··· Passage to read ···
This is the second installment in a three-part series devoted to organ and tissue donation.
Two days ago, I posted about allegations that a teenager in China sold his kidney for an iPad and other electronics. The story seems to have a life of its own—picked up by the Telegraph , BBC, Fox News, Reuters, and CNN Money. Chinese news coverage can be found here for those readers who speak Mandarin.
Images of Little Zheng’s scar provide a troubling, but very real picture of black-market organ selling. The scar is long, jagged, and wide. It’s pink and fleshy-looking, as if it hasn’t quite fully healed. It does not resemble the small incisions made through laparoscopic kidney removal or even the newest, least-invasive technology—the single, small incision inside a navel. The aesthetics can be brushed off, particularly when more sophisticated technologies are not available in the poorest areas of the world.
But the questions arising in the most recent Chinese kidney scandal spill over to other parts of the globe, and provide an opportunity to think about how we should procure organs in the United States. Currently, we are unable to meet organ demand. We have an altruistic system in the United States that forbids donors from receiving any “valuable consideration” for sharing an organ. This means not so much as even “a glass of orange juice” or a lollipop, says Frances Kissling, a visiting scholar at the University of Pennsylvania’s Center for Bioethics. And she is right.
The National Organ Transplant Act (NOTA) has been problematic for some years. Under the Justice Department’s enforcement of NOTA, there was the prohibition of organ swaps, meaning a husband and wife who didn’t match couldn’t swap with neighbors who did match.
There’s been the continued frowning on directed donations from strangers, discouragement of solicited donations, retrenchment on funeral benefits given out by states, and wary skepticism about online organ matching systems like MatchingDonors.com.
Violation of NOTA can result in a felony conviction, with a five-year prison term and $50,000 fine. Some doctors and hospitals refuse to service patients who did not receive their organ from a transplant waitlist or who acquire their donor from MatchingDonors.com. The argument they make is that these types of donations violate the spirit of transplant policy and harm the interests of waitlist patients. Douglas Hanto, a Harvard Medical School physician, once said, “Organs should go to the person who needs them the most, not to people because they are members of a club.”
··· Dataset records ···
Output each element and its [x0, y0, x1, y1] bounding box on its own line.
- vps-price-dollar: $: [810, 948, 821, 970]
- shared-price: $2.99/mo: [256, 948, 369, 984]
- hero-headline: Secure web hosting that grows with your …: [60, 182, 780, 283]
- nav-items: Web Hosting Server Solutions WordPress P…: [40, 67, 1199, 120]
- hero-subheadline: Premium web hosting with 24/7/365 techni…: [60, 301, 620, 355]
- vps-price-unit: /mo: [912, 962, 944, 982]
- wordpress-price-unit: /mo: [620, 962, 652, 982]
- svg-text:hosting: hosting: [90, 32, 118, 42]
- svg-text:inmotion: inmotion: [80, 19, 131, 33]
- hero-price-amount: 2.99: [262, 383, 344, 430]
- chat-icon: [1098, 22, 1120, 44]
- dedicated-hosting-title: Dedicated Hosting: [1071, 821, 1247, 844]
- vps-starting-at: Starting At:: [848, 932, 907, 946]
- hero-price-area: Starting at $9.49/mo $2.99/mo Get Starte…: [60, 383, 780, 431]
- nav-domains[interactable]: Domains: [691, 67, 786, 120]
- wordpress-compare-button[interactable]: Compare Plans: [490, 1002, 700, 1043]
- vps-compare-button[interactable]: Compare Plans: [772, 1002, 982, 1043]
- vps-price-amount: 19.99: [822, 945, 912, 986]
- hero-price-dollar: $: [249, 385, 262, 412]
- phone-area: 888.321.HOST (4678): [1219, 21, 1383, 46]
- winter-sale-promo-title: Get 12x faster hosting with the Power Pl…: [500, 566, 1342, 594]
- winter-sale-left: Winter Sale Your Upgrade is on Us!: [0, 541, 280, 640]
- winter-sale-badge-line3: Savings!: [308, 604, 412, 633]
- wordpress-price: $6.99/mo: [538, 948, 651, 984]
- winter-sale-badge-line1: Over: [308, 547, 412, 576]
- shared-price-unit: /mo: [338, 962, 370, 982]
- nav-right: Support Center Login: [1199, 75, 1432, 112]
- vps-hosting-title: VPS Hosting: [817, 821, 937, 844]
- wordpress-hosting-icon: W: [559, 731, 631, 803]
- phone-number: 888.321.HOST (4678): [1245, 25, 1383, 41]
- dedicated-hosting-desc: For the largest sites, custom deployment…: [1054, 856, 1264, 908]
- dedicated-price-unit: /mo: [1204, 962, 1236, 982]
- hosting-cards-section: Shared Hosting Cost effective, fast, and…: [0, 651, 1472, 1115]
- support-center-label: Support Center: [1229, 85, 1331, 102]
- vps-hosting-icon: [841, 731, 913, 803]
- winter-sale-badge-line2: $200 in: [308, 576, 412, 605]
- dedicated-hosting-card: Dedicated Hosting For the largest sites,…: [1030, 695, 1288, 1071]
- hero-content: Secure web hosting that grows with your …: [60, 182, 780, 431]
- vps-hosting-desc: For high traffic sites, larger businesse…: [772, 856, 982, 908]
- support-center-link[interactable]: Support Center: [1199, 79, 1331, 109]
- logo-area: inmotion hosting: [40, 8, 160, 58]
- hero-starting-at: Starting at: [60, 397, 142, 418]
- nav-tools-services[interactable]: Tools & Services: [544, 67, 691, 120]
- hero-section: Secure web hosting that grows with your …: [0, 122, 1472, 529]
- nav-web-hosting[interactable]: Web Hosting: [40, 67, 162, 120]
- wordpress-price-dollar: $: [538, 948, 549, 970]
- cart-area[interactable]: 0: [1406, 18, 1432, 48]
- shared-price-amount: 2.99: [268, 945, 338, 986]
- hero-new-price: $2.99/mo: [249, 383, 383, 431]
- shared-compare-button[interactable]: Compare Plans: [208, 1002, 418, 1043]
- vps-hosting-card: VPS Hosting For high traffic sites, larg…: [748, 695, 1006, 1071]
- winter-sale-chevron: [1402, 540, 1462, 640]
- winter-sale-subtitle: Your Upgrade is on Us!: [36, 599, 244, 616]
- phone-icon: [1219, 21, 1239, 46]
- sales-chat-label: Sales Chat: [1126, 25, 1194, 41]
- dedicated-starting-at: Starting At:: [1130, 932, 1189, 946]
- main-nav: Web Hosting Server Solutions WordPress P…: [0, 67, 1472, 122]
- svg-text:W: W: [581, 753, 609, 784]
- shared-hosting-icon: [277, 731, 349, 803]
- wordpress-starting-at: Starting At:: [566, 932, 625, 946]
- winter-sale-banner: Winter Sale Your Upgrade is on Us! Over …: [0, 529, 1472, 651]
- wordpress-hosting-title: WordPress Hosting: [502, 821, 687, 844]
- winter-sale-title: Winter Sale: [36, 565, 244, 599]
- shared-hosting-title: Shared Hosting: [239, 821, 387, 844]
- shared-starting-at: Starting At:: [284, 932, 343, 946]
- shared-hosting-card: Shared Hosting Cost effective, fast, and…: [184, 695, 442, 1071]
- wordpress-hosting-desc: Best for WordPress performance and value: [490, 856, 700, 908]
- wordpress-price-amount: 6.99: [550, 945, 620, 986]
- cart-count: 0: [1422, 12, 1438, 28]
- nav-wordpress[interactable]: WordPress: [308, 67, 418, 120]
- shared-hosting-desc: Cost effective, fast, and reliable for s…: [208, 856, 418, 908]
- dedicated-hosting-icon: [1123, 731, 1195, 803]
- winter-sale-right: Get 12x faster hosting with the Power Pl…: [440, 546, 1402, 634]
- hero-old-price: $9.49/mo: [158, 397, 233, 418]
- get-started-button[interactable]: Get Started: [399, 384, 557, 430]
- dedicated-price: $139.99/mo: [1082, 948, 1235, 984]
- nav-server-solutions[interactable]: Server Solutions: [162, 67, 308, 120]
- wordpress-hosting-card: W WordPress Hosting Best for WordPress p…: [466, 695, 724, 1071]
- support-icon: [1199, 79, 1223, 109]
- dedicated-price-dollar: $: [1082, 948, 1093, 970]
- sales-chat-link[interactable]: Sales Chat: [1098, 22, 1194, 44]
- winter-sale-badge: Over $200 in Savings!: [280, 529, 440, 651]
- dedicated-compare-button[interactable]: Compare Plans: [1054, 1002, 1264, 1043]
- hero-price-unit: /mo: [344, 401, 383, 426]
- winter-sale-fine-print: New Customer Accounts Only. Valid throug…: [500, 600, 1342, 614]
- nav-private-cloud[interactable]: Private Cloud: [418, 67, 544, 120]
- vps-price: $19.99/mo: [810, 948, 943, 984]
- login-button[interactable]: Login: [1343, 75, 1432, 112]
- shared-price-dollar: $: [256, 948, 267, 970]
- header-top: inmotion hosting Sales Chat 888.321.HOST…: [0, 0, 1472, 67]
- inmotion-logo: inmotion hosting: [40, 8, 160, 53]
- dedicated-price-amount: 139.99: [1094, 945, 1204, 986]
···
**Your goal**
Transcribe the passage of the article on organ donation starting with "Images of Little" and going on through "of the world.".

**Result for this exercise**
Images of Little Zheng’s scar provide a troubling, but very real picture of black-market organ selling. The scar is long, jagged, and wide. It’s pink and fleshy-looking, as if it hasn’t quite fully healed. It does not resemble the small incisions made through laparoscopic kidney removal or even the newest, least-invasive technology—the single, small incision inside a navel. The aesthetics can be brushed off, particularly when more sophisticated technologies are not available in the poorest areas of the world.